+++ Data records +++

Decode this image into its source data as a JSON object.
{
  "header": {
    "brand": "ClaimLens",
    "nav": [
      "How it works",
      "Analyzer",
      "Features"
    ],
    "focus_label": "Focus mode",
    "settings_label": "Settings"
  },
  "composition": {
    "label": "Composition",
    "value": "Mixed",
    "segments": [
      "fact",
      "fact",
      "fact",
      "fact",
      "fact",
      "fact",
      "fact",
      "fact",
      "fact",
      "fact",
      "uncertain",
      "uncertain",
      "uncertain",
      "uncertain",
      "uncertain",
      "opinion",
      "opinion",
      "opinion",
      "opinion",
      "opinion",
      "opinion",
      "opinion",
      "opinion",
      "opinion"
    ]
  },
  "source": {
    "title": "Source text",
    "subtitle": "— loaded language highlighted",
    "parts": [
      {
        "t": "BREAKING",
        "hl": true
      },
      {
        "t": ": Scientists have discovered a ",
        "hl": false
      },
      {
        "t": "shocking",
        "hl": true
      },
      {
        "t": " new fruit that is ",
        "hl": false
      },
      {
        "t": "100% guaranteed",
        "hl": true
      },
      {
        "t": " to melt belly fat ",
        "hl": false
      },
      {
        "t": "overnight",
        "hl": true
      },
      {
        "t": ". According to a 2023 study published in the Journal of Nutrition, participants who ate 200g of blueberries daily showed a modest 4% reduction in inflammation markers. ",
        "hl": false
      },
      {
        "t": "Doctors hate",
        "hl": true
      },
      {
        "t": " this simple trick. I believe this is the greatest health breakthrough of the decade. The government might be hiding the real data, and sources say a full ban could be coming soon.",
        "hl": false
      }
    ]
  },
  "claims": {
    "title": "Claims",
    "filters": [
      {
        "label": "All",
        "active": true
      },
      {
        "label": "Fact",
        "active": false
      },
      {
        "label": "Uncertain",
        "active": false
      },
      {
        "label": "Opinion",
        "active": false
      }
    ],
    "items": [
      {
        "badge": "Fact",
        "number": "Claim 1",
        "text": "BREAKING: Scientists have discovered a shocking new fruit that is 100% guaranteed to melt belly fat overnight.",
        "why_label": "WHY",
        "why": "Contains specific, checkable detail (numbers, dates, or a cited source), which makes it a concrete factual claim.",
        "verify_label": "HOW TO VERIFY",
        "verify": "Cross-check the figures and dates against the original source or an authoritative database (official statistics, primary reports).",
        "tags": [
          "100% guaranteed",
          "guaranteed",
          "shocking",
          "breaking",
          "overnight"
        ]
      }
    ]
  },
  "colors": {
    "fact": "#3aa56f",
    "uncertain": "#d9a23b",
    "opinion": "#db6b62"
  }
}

+++

■ **Problem to work on**: From the data, collect all lines where the string "text" appears.

■ **Task output**:
    "title": "Source text",
        "text": "BREAKING: Scientists have discovered a shocking new fruit that is 100% guaranteed to melt belly fat overnight.",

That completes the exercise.